■ **AIM OF THE EXERCISE**
Present the following entries again, word for word and in full.

Collection entries
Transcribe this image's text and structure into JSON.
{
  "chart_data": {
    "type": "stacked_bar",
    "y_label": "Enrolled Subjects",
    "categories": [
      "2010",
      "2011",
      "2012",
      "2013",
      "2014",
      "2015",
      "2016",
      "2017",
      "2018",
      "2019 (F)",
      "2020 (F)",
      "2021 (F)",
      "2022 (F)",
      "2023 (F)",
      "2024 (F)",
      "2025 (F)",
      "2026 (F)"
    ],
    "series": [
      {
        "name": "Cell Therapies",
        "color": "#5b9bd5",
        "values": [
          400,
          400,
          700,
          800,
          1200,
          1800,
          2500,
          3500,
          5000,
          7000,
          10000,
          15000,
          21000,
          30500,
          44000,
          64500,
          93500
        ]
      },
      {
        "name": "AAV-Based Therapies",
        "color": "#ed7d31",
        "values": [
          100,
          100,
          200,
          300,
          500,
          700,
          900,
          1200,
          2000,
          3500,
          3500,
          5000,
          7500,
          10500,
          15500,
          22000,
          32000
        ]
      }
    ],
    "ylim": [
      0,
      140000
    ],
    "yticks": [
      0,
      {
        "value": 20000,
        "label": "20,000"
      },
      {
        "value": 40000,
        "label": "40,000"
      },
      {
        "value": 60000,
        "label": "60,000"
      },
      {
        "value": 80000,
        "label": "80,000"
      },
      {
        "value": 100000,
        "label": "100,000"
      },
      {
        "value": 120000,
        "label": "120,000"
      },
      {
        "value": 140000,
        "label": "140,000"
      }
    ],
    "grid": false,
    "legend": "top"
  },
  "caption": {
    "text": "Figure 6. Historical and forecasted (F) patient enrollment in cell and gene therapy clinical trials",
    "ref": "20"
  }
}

■ **ANSWER TO THIS TASK**
Transcribe this image's text and structure into JSON.
{
  "chart_data": {
    "type": "stacked_bar",
    "y_label": "Enrolled Subjects",
    "categories": [
      "2010",
      "2011",
      "2012",
      "2013",
      "2014",
      "2015",
      "2016",
      "2017",
      "2018",
      "2019 (F)",
      "2020 (F)",
      "2021 (F)",
      "2022 (F)",
      "2023 (F)",
      "2024 (F)",
      "2025 (F)",
      "2026 (F)"
    ],
    "series": [
      {
        "name": "Cell Therapies",
        "color": "#5b9bd5",
        "values": [
          400,
          400,
          700,
          800,
          1200,
          1800,
          2500,
          3500,
          5000,
          7000,
          10000,
          15000,
          21000,
          30500,
          44000,
          64500,
          93500
        ]
      },
      {
        "name": "AAV-Based Therapies",
        "color": "#ed7d31",
        "values": [
          100,
          100,
          200,
          300,
          500,
          700,
          900,
          1200,
          2000,
          3500,
          3500,
          5000,
          7500,
          10500,
          15500,
          22000,
          32000
        ]
      }
    ],
    "ylim": [
      0,
      140000
    ],
    "yticks": [
      0,
      {
        "value": 20000,
        "label": "20,000"
      },
      {
        "value": 40000,
        "label": "40,000"
      },
      {
        "value": 60000,
        "label": "60,000"
      },
      {
        "value": 80000,
        "label": "80,000"
      },
      {
        "value": 100000,
        "label": "100,000"
      },
      {
        "value": 120000,
        "label": "120,000"
      },
      {
        "value": 140000,
        "label": "140,000"
      }
    ],
    "grid": false,
    "legend": "top"
  },
  "caption": {
    "text": "Figure 6. Historical and forecasted (F) patient enrollment in cell and gene therapy clinical trials",
    "ref": "20"
  }
}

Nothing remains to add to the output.